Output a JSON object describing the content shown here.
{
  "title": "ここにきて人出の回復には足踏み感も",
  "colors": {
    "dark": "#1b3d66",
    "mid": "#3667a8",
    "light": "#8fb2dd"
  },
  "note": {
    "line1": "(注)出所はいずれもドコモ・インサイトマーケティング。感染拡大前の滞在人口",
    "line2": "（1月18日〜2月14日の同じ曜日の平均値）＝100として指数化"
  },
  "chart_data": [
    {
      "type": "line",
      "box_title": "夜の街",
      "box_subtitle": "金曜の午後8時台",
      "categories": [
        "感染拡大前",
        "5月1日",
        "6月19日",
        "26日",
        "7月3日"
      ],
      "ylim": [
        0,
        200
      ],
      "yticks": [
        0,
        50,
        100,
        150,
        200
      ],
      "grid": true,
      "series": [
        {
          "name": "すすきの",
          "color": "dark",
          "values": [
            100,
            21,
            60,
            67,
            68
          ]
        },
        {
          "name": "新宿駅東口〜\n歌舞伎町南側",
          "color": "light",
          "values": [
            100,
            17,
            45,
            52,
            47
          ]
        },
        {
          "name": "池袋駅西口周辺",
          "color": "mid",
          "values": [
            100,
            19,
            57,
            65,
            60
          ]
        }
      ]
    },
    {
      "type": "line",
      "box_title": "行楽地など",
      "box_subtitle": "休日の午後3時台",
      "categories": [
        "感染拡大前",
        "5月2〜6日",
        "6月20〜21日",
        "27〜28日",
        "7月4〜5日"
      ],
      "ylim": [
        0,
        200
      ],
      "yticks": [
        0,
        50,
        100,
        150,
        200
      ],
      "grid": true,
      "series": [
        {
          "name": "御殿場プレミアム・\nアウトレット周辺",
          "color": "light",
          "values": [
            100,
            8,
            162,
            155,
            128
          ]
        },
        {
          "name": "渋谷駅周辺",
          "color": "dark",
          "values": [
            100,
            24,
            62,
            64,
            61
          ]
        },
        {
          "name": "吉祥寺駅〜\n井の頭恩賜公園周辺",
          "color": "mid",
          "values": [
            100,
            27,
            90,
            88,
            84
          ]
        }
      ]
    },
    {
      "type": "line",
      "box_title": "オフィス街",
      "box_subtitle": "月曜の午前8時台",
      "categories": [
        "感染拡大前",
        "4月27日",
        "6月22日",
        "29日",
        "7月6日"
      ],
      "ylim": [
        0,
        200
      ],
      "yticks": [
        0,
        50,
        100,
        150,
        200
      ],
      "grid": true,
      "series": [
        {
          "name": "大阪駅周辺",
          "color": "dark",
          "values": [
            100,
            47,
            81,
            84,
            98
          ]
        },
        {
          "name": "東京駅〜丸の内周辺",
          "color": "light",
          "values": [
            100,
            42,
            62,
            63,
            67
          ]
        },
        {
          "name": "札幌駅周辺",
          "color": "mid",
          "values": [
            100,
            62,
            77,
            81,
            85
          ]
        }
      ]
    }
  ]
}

STATED PROBLEM ▸ Can you restate every record above word for word?

ANSWER TO THE EXERCISE ▸
Output a JSON object describing the content shown here.
{
  "title": "ここにきて人出の回復には足踏み感も",
  "colors": {
    "dark": "#1b3d66",
    "mid": "#3667a8",
    "light": "#8fb2dd"
  },
  "note": {
    "line1": "(注)出所はいずれもドコモ・インサイトマーケティング。感染拡大前の滞在人口",
    "line2": "（1月18日〜2月14日の同じ曜日の平均値）＝100として指数化"
  },
  "chart_data": [
    {
      "type": "line",
      "box_title": "夜の街",
      "box_subtitle": "金曜の午後8時台",
      "categories": [
        "感染拡大前",
        "5月1日",
        "6月19日",
        "26日",
        "7月3日"
      ],
      "ylim": [
        0,
        200
      ],
      "yticks": [
        0,
        50,
        100,
        150,
        200
      ],
      "grid": true,
      "series": [
        {
          "name": "すすきの",
          "color": "dark",
          "values": [
            100,
            21,
            60,
            67,
            68
          ]
        },
        {
          "name": "新宿駅東口〜\n歌舞伎町南側",
          "color": "light",
          "values": [
            100,
            17,
            45,
            52,
            47
          ]
        },
        {
          "name": "池袋駅西口周辺",
          "color": "mid",
          "values": [
            100,
            19,
            57,
            65,
            60
          ]
        }
      ]
    },
    {
      "type": "line",
      "box_title": "行楽地など",
      "box_subtitle": "休日の午後3時台",
      "categories": [
        "感染拡大前",
        "5月2〜6日",
        "6月20〜21日",
        "27〜28日",
        "7月4〜5日"
      ],
      "ylim": [
        0,
        200
      ],
      "yticks": [
        0,
        50,
        100,
        150,
        200
      ],
      "grid": true,
      "series": [
        {
          "name": "御殿場プレミアム・\nアウトレット周辺",
          "color": "light",
          "values": [
            100,
            8,
            162,
            155,
            128
          ]
        },
        {
          "name": "渋谷駅周辺",
          "color": "dark",
          "values": [
            100,
            24,
            62,
            64,
            61
          ]
        },
        {
          "name": "吉祥寺駅〜\n井の頭恩賜公園周辺",
          "color": "mid",
          "values": [
            100,
            27,
            90,
            88,
            84
          ]
        }
      ]
    },
    {
      "type": "line",
      "box_title": "オフィス街",
      "box_subtitle": "月曜の午前8時台",
      "categories": [
        "感染拡大前",
        "4月27日",
        "6月22日",
        "29日",
        "7月6日"
      ],
      "ylim": [
        0,
        200
      ],
      "yticks": [
        0,
        50,
        100,
        150,
        200
      ],
      "grid": true,
      "series": [
        {
          "name": "大阪駅周辺",
          "color": "dark",
          "values": [
            100,
            47,
            81,
            84,
            98
          ]
        },
        {
          "name": "東京駅〜丸の内周辺",
          "color": "light",
          "values": [
            100,
            42,
            62,
            63,
            67
          ]
        },
        {
          "name": "札幌駅周辺",
          "color": "mid",
          "values": [
            100,
            62,
            77,
            81,
            85
          ]
        }
      ]
    }
  ]
}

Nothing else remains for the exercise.